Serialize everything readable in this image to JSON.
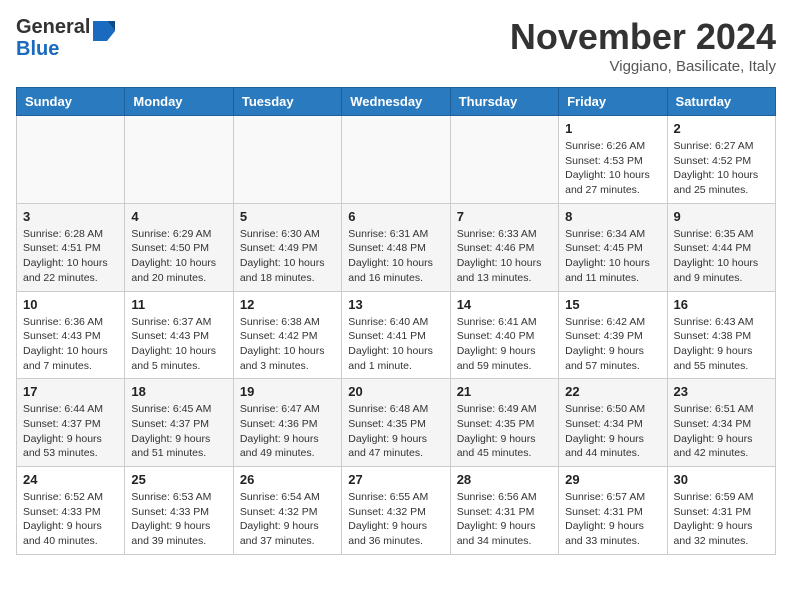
{
  "header": {
    "logo_line1": "General",
    "logo_line2": "Blue",
    "month": "November 2024",
    "location": "Viggiano, Basilicate, Italy"
  },
  "weekdays": [
    "Sunday",
    "Monday",
    "Tuesday",
    "Wednesday",
    "Thursday",
    "Friday",
    "Saturday"
  ],
  "weeks": [
    [
      {
        "day": "",
        "detail": ""
      },
      {
        "day": "",
        "detail": ""
      },
      {
        "day": "",
        "detail": ""
      },
      {
        "day": "",
        "detail": ""
      },
      {
        "day": "",
        "detail": ""
      },
      {
        "day": "1",
        "detail": "Sunrise: 6:26 AM\nSunset: 4:53 PM\nDaylight: 10 hours\nand 27 minutes."
      },
      {
        "day": "2",
        "detail": "Sunrise: 6:27 AM\nSunset: 4:52 PM\nDaylight: 10 hours\nand 25 minutes."
      }
    ],
    [
      {
        "day": "3",
        "detail": "Sunrise: 6:28 AM\nSunset: 4:51 PM\nDaylight: 10 hours\nand 22 minutes."
      },
      {
        "day": "4",
        "detail": "Sunrise: 6:29 AM\nSunset: 4:50 PM\nDaylight: 10 hours\nand 20 minutes."
      },
      {
        "day": "5",
        "detail": "Sunrise: 6:30 AM\nSunset: 4:49 PM\nDaylight: 10 hours\nand 18 minutes."
      },
      {
        "day": "6",
        "detail": "Sunrise: 6:31 AM\nSunset: 4:48 PM\nDaylight: 10 hours\nand 16 minutes."
      },
      {
        "day": "7",
        "detail": "Sunrise: 6:33 AM\nSunset: 4:46 PM\nDaylight: 10 hours\nand 13 minutes."
      },
      {
        "day": "8",
        "detail": "Sunrise: 6:34 AM\nSunset: 4:45 PM\nDaylight: 10 hours\nand 11 minutes."
      },
      {
        "day": "9",
        "detail": "Sunrise: 6:35 AM\nSunset: 4:44 PM\nDaylight: 10 hours\nand 9 minutes."
      }
    ],
    [
      {
        "day": "10",
        "detail": "Sunrise: 6:36 AM\nSunset: 4:43 PM\nDaylight: 10 hours\nand 7 minutes."
      },
      {
        "day": "11",
        "detail": "Sunrise: 6:37 AM\nSunset: 4:43 PM\nDaylight: 10 hours\nand 5 minutes."
      },
      {
        "day": "12",
        "detail": "Sunrise: 6:38 AM\nSunset: 4:42 PM\nDaylight: 10 hours\nand 3 minutes."
      },
      {
        "day": "13",
        "detail": "Sunrise: 6:40 AM\nSunset: 4:41 PM\nDaylight: 10 hours\nand 1 minute."
      },
      {
        "day": "14",
        "detail": "Sunrise: 6:41 AM\nSunset: 4:40 PM\nDaylight: 9 hours\nand 59 minutes."
      },
      {
        "day": "15",
        "detail": "Sunrise: 6:42 AM\nSunset: 4:39 PM\nDaylight: 9 hours\nand 57 minutes."
      },
      {
        "day": "16",
        "detail": "Sunrise: 6:43 AM\nSunset: 4:38 PM\nDaylight: 9 hours\nand 55 minutes."
      }
    ],
    [
      {
        "day": "17",
        "detail": "Sunrise: 6:44 AM\nSunset: 4:37 PM\nDaylight: 9 hours\nand 53 minutes."
      },
      {
        "day": "18",
        "detail": "Sunrise: 6:45 AM\nSunset: 4:37 PM\nDaylight: 9 hours\nand 51 minutes."
      },
      {
        "day": "19",
        "detail": "Sunrise: 6:47 AM\nSunset: 4:36 PM\nDaylight: 9 hours\nand 49 minutes."
      },
      {
        "day": "20",
        "detail": "Sunrise: 6:48 AM\nSunset: 4:35 PM\nDaylight: 9 hours\nand 47 minutes."
      },
      {
        "day": "21",
        "detail": "Sunrise: 6:49 AM\nSunset: 4:35 PM\nDaylight: 9 hours\nand 45 minutes."
      },
      {
        "day": "22",
        "detail": "Sunrise: 6:50 AM\nSunset: 4:34 PM\nDaylight: 9 hours\nand 44 minutes."
      },
      {
        "day": "23",
        "detail": "Sunrise: 6:51 AM\nSunset: 4:34 PM\nDaylight: 9 hours\nand 42 minutes."
      }
    ],
    [
      {
        "day": "24",
        "detail": "Sunrise: 6:52 AM\nSunset: 4:33 PM\nDaylight: 9 hours\nand 40 minutes."
      },
      {
        "day": "25",
        "detail": "Sunrise: 6:53 AM\nSunset: 4:33 PM\nDaylight: 9 hours\nand 39 minutes."
      },
      {
        "day": "26",
        "detail": "Sunrise: 6:54 AM\nSunset: 4:32 PM\nDaylight: 9 hours\nand 37 minutes."
      },
      {
        "day": "27",
        "detail": "Sunrise: 6:55 AM\nSunset: 4:32 PM\nDaylight: 9 hours\nand 36 minutes."
      },
      {
        "day": "28",
        "detail": "Sunrise: 6:56 AM\nSunset: 4:31 PM\nDaylight: 9 hours\nand 34 minutes."
      },
      {
        "day": "29",
        "detail": "Sunrise: 6:57 AM\nSunset: 4:31 PM\nDaylight: 9 hours\nand 33 minutes."
      },
      {
        "day": "30",
        "detail": "Sunrise: 6:59 AM\nSunset: 4:31 PM\nDaylight: 9 hours\nand 32 minutes."
      }
    ]
  ]
}
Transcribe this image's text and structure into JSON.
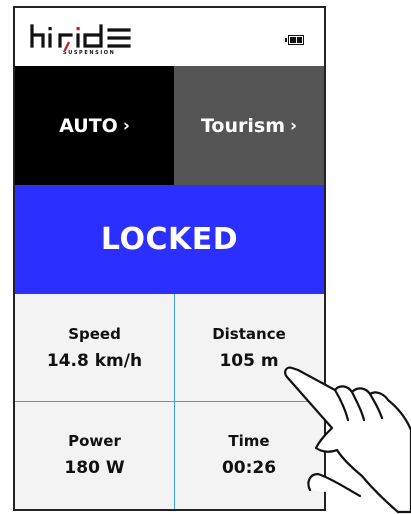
{
  "brand": {
    "logo_text": "hiride",
    "logo_subtext": "SUSPENSION"
  },
  "status": {
    "battery_icon": "battery-icon",
    "battery_level": "partial"
  },
  "modes": {
    "left": {
      "label": "AUTO",
      "chevron": "›"
    },
    "right": {
      "label": "Tourism",
      "chevron": "›"
    }
  },
  "lock_state": {
    "label": "LOCKED"
  },
  "metrics": [
    {
      "label": "Speed",
      "value": "14.8 km/h"
    },
    {
      "label": "Distance",
      "value": "105 m"
    },
    {
      "label": "Power",
      "value": "180 W"
    },
    {
      "label": "Time",
      "value": "00:26"
    }
  ],
  "colors": {
    "auto_bg": "#000000",
    "tourism_bg": "#555555",
    "locked_bg": "#2b2fff",
    "grid_line": "#3aa0e8",
    "logo_accent": "#d01c1c"
  },
  "overlay": {
    "icon": "pointing-hand-icon"
  }
}
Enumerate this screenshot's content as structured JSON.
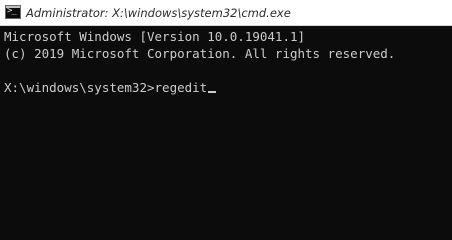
{
  "window": {
    "title": "Administrator: X:\\windows\\system32\\cmd.exe",
    "icon": "cmd-icon"
  },
  "console": {
    "lines": [
      "Microsoft Windows [Version 10.0.19041.1]",
      "(c) 2019 Microsoft Corporation. All rights reserved.",
      "",
      "X:\\windows\\system32>regedit"
    ],
    "text_color": "#cccccc",
    "background_color": "#0c0c0c"
  }
}
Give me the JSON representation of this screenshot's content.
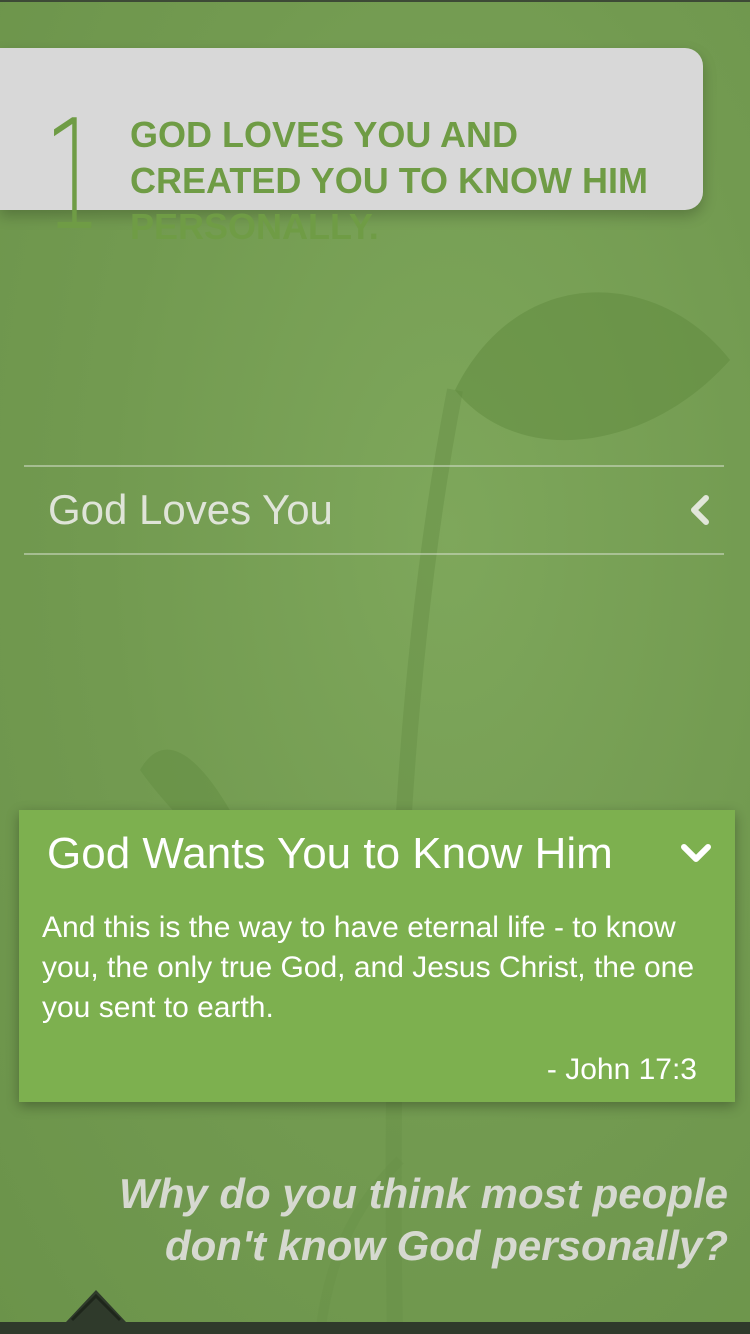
{
  "step": {
    "number": "1",
    "title": "GOD LOVES YOU AND CREATED YOU TO KNOW HIM PERSONALLY."
  },
  "sections": [
    {
      "label": "God Loves You",
      "expanded": false,
      "icon": "chevron-left-icon"
    },
    {
      "label": "God Wants You to Know Him",
      "expanded": true,
      "icon": "chevron-down-icon",
      "body": "And this is the way to have eternal life - to know you, the only true God, and Jesus Christ, the one you sent to earth.",
      "reference": "- John 17:3"
    }
  ],
  "question": "Why do you think most people don't know God personally?",
  "colors": {
    "background": "#749c52",
    "accent": "#6f9c45",
    "panel": "#7db04f",
    "header_card": "#d8d8d8"
  }
}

◆ The task
Leave every image out, and retype the material exactly.

◆ Output
Serialize everything readable in this image to JSON.
{
  "header": {
    "logo_line1": "General",
    "logo_line2": "Blue",
    "month": "November 2024",
    "location": "Viggiano, Basilicate, Italy"
  },
  "weekdays": [
    "Sunday",
    "Monday",
    "Tuesday",
    "Wednesday",
    "Thursday",
    "Friday",
    "Saturday"
  ],
  "weeks": [
    [
      {
        "day": "",
        "detail": ""
      },
      {
        "day": "",
        "detail": ""
      },
      {
        "day": "",
        "detail": ""
      },
      {
        "day": "",
        "detail": ""
      },
      {
        "day": "",
        "detail": ""
      },
      {
        "day": "1",
        "detail": "Sunrise: 6:26 AM\nSunset: 4:53 PM\nDaylight: 10 hours\nand 27 minutes."
      },
      {
        "day": "2",
        "detail": "Sunrise: 6:27 AM\nSunset: 4:52 PM\nDaylight: 10 hours\nand 25 minutes."
      }
    ],
    [
      {
        "day": "3",
        "detail": "Sunrise: 6:28 AM\nSunset: 4:51 PM\nDaylight: 10 hours\nand 22 minutes."
      },
      {
        "day": "4",
        "detail": "Sunrise: 6:29 AM\nSunset: 4:50 PM\nDaylight: 10 hours\nand 20 minutes."
      },
      {
        "day": "5",
        "detail": "Sunrise: 6:30 AM\nSunset: 4:49 PM\nDaylight: 10 hours\nand 18 minutes."
      },
      {
        "day": "6",
        "detail": "Sunrise: 6:31 AM\nSunset: 4:48 PM\nDaylight: 10 hours\nand 16 minutes."
      },
      {
        "day": "7",
        "detail": "Sunrise: 6:33 AM\nSunset: 4:46 PM\nDaylight: 10 hours\nand 13 minutes."
      },
      {
        "day": "8",
        "detail": "Sunrise: 6:34 AM\nSunset: 4:45 PM\nDaylight: 10 hours\nand 11 minutes."
      },
      {
        "day": "9",
        "detail": "Sunrise: 6:35 AM\nSunset: 4:44 PM\nDaylight: 10 hours\nand 9 minutes."
      }
    ],
    [
      {
        "day": "10",
        "detail": "Sunrise: 6:36 AM\nSunset: 4:43 PM\nDaylight: 10 hours\nand 7 minutes."
      },
      {
        "day": "11",
        "detail": "Sunrise: 6:37 AM\nSunset: 4:43 PM\nDaylight: 10 hours\nand 5 minutes."
      },
      {
        "day": "12",
        "detail": "Sunrise: 6:38 AM\nSunset: 4:42 PM\nDaylight: 10 hours\nand 3 minutes."
      },
      {
        "day": "13",
        "detail": "Sunrise: 6:40 AM\nSunset: 4:41 PM\nDaylight: 10 hours\nand 1 minute."
      },
      {
        "day": "14",
        "detail": "Sunrise: 6:41 AM\nSunset: 4:40 PM\nDaylight: 9 hours\nand 59 minutes."
      },
      {
        "day": "15",
        "detail": "Sunrise: 6:42 AM\nSunset: 4:39 PM\nDaylight: 9 hours\nand 57 minutes."
      },
      {
        "day": "16",
        "detail": "Sunrise: 6:43 AM\nSunset: 4:38 PM\nDaylight: 9 hours\nand 55 minutes."
      }
    ],
    [
      {
        "day": "17",
        "detail": "Sunrise: 6:44 AM\nSunset: 4:37 PM\nDaylight: 9 hours\nand 53 minutes."
      },
      {
        "day": "18",
        "detail": "Sunrise: 6:45 AM\nSunset: 4:37 PM\nDaylight: 9 hours\nand 51 minutes."
      },
      {
        "day": "19",
        "detail": "Sunrise: 6:47 AM\nSunset: 4:36 PM\nDaylight: 9 hours\nand 49 minutes."
      },
      {
        "day": "20",
        "detail": "Sunrise: 6:48 AM\nSunset: 4:35 PM\nDaylight: 9 hours\nand 47 minutes."
      },
      {
        "day": "21",
        "detail": "Sunrise: 6:49 AM\nSunset: 4:35 PM\nDaylight: 9 hours\nand 45 minutes."
      },
      {
        "day": "22",
        "detail": "Sunrise: 6:50 AM\nSunset: 4:34 PM\nDaylight: 9 hours\nand 44 minutes."
      },
      {
        "day": "23",
        "detail": "Sunrise: 6:51 AM\nSunset: 4:34 PM\nDaylight: 9 hours\nand 42 minutes."
      }
    ],
    [
      {
        "day": "24",
        "detail": "Sunrise: 6:52 AM\nSunset: 4:33 PM\nDaylight: 9 hours\nand 40 minutes."
      },
      {
        "day": "25",
        "detail": "Sunrise: 6:53 AM\nSunset: 4:33 PM\nDaylight: 9 hours\nand 39 minutes."
      },
      {
        "day": "26",
        "detail": "Sunrise: 6:54 AM\nSunset: 4:32 PM\nDaylight: 9 hours\nand 37 minutes."
      },
      {
        "day": "27",
        "detail": "Sunrise: 6:55 AM\nSunset: 4:32 PM\nDaylight: 9 hours\nand 36 minutes."
      },
      {
        "day": "28",
        "detail": "Sunrise: 6:56 AM\nSunset: 4:31 PM\nDaylight: 9 hours\nand 34 minutes."
      },
      {
        "day": "29",
        "detail": "Sunrise: 6:57 AM\nSunset: 4:31 PM\nDaylight: 9 hours\nand 33 minutes."
      },
      {
        "day": "30",
        "detail": "Sunrise: 6:59 AM\nSunset: 4:31 PM\nDaylight: 9 hours\nand 32 minutes."
      }
    ]
  ]
}
Transcribe this image's text and structure into JSON.
{
  "brand": {
    "logo_text": "hiride",
    "logo_subtext": "SUSPENSION"
  },
  "status": {
    "battery_icon": "battery-icon",
    "battery_level": "partial"
  },
  "modes": {
    "left": {
      "label": "AUTO",
      "chevron": "›"
    },
    "right": {
      "label": "Tourism",
      "chevron": "›"
    }
  },
  "lock_state": {
    "label": "LOCKED"
  },
  "metrics": [
    {
      "label": "Speed",
      "value": "14.8 km/h"
    },
    {
      "label": "Distance",
      "value": "105 m"
    },
    {
      "label": "Power",
      "value": "180 W"
    },
    {
      "label": "Time",
      "value": "00:26"
    }
  ],
  "colors": {
    "auto_bg": "#000000",
    "tourism_bg": "#555555",
    "locked_bg": "#2b2fff",
    "grid_line": "#3aa0e8",
    "logo_accent": "#d01c1c"
  },
  "overlay": {
    "icon": "pointing-hand-icon"
  }
}
Enumerate this screenshot's content as structured JSON.
{
  "window": {
    "title": "Administrator: X:\\windows\\system32\\cmd.exe",
    "icon": "cmd-icon"
  },
  "console": {
    "lines": [
      "Microsoft Windows [Version 10.0.19041.1]",
      "(c) 2019 Microsoft Corporation. All rights reserved.",
      "",
      "X:\\windows\\system32>regedit"
    ],
    "text_color": "#cccccc",
    "background_color": "#0c0c0c"
  }
}
Give me the JSON representation of this screenshot's content.
{
  "step": {
    "number": "1",
    "title": "GOD LOVES YOU AND CREATED YOU TO KNOW HIM PERSONALLY."
  },
  "sections": [
    {
      "label": "God Loves You",
      "expanded": false,
      "icon": "chevron-left-icon"
    },
    {
      "label": "God Wants You to Know Him",
      "expanded": true,
      "icon": "chevron-down-icon",
      "body": "And this is the way to have eternal life - to know you, the only true God, and Jesus Christ, the one you sent to earth.",
      "reference": "- John 17:3"
    }
  ],
  "question": "Why do you think most people don't know God personally?",
  "colors": {
    "background": "#749c52",
    "accent": "#6f9c45",
    "panel": "#7db04f",
    "header_card": "#d8d8d8"
  }
}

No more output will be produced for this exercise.